═════ RECORDS PROVIDED ═════

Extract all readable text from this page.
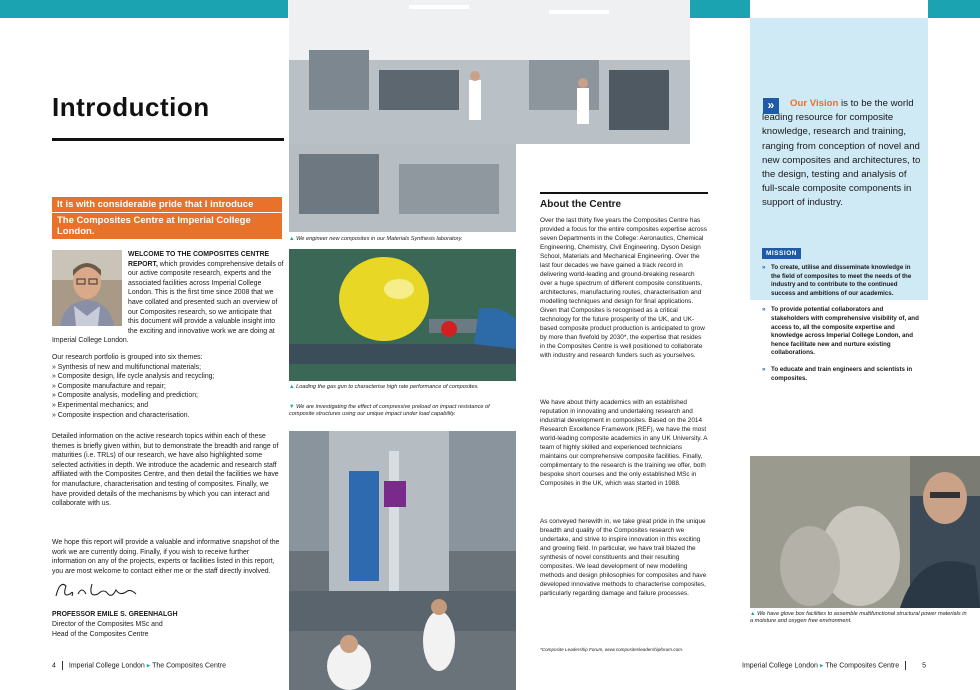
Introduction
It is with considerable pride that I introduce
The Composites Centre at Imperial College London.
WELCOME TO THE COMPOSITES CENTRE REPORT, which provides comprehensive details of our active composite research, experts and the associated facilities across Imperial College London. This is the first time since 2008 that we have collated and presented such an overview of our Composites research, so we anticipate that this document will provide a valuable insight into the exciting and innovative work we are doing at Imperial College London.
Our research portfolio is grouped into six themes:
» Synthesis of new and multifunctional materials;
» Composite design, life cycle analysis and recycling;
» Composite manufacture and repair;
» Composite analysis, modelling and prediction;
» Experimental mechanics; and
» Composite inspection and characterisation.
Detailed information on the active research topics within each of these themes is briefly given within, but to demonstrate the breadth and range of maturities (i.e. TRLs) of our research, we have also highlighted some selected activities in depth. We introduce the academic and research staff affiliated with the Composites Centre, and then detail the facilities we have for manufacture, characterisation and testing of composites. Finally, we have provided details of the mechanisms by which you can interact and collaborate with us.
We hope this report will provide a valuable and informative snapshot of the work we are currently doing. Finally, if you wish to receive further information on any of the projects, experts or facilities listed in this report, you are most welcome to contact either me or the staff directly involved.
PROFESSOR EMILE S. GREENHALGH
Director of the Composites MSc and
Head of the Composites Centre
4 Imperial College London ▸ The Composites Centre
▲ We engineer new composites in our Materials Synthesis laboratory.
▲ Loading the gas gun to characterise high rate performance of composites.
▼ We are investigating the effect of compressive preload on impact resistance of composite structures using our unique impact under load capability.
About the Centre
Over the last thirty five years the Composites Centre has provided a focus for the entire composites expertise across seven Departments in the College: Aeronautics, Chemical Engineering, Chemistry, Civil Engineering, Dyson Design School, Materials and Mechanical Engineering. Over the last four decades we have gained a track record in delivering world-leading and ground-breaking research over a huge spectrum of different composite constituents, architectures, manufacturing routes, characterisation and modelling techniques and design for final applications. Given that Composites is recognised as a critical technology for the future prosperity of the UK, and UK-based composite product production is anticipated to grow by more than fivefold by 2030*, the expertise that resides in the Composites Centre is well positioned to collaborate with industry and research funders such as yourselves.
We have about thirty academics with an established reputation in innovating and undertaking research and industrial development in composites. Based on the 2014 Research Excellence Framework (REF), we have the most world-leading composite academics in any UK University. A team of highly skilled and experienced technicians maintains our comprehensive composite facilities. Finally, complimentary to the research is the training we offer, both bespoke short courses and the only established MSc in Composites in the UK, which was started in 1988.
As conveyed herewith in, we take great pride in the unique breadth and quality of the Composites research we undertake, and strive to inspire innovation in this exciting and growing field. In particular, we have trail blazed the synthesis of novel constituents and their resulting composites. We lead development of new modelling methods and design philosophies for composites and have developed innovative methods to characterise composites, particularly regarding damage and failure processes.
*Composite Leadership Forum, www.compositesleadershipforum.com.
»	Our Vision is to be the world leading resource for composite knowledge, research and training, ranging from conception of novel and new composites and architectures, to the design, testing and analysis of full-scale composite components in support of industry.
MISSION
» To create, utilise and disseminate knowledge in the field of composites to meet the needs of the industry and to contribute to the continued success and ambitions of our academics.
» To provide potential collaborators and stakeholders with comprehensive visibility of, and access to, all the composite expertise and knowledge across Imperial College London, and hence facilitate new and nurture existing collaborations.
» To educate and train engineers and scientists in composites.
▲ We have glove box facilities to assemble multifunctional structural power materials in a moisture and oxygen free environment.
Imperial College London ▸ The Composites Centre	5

═════

Repeat the records above exactly, leaving out any pictures they contain.

Extract all readable text from this page.
Introduction
It is with considerable pride that I introduce
The Composites Centre at Imperial College London.
WELCOME TO THE COMPOSITES CENTRE REPORT, which provides comprehensive details of our active composite research, experts and the associated facilities across Imperial College London. This is the first time since 2008 that we have collated and presented such an overview of our Composites research, so we anticipate that this document will provide a valuable insight into the exciting and innovative work we are doing at Imperial College London.
Our research portfolio is grouped into six themes:
» Synthesis of new and multifunctional materials;
» Composite design, life cycle analysis and recycling;
» Composite manufacture and repair;
» Composite analysis, modelling and prediction;
» Experimental mechanics; and
» Composite inspection and characterisation.
Detailed information on the active research topics within each of these themes is briefly given within, but to demonstrate the breadth and range of maturities (i.e. TRLs) of our research, we have also highlighted some selected activities in depth. We introduce the academic and research staff affiliated with the Composites Centre, and then detail the facilities we have for manufacture, characterisation and testing of composites. Finally, we have provided details of the mechanisms by which you can interact and collaborate with us.
We hope this report will provide a valuable and informative snapshot of the work we are currently doing. Finally, if you wish to receive further information on any of the projects, experts or facilities listed in this report, you are most welcome to contact either me or the staff directly involved.
PROFESSOR EMILE S. GREENHALGH
Director of the Composites MSc and
Head of the Composites Centre
4 Imperial College London ▸ The Composites Centre
▲ We engineer new composites in our Materials Synthesis laboratory.
▲ Loading the gas gun to characterise high rate performance of composites.
▼ We are investigating the effect of compressive preload on impact resistance of composite structures using our unique impact under load capability.
About the Centre
Over the last thirty five years the Composites Centre has provided a focus for the entire composites expertise across seven Departments in the College: Aeronautics, Chemical Engineering, Chemistry, Civil Engineering, Dyson Design School, Materials and Mechanical Engineering. Over the last four decades we have gained a track record in delivering world-leading and ground-breaking research over a huge spectrum of different composite constituents, architectures, manufacturing routes, characterisation and modelling techniques and design for final applications. Given that Composites is recognised as a critical technology for the future prosperity of the UK, and UK-based composite product production is anticipated to grow by more than fivefold by 2030*, the expertise that resides in the Composites Centre is well positioned to collaborate with industry and research funders such as yourselves.
We have about thirty academics with an established reputation in innovating and undertaking research and industrial development in composites. Based on the 2014 Research Excellence Framework (REF), we have the most world-leading composite academics in any UK University. A team of highly skilled and experienced technicians maintains our comprehensive composite facilities. Finally, complimentary to the research is the training we offer, both bespoke short courses and the only established MSc in Composites in the UK, which was started in 1988.
As conveyed herewith in, we take great pride in the unique breadth and quality of the Composites research we undertake, and strive to inspire innovation in this exciting and growing field. In particular, we have trail blazed the synthesis of novel constituents and their resulting composites. We lead development of new modelling methods and design philosophies for composites and have developed innovative methods to characterise composites, particularly regarding damage and failure processes.
*Composite Leadership Forum, www.compositesleadershipforum.com.
»	Our Vision is to be the world leading resource for composite knowledge, research and training, ranging from conception of novel and new composites and architectures, to the design, testing and analysis of full-scale composite components in support of industry.
MISSION
» To create, utilise and disseminate knowledge in the field of composites to meet the needs of the industry and to contribute to the continued success and ambitions of our academics.
» To provide potential collaborators and stakeholders with comprehensive visibility of, and access to, all the composite expertise and knowledge across Imperial College London, and hence facilitate new and nurture existing collaborations.
» To educate and train engineers and scientists in composites.
▲ We have glove box facilities to assemble multifunctional structural power materials in a moisture and oxygen free environment.
Imperial College London ▸ The Composites Centre	5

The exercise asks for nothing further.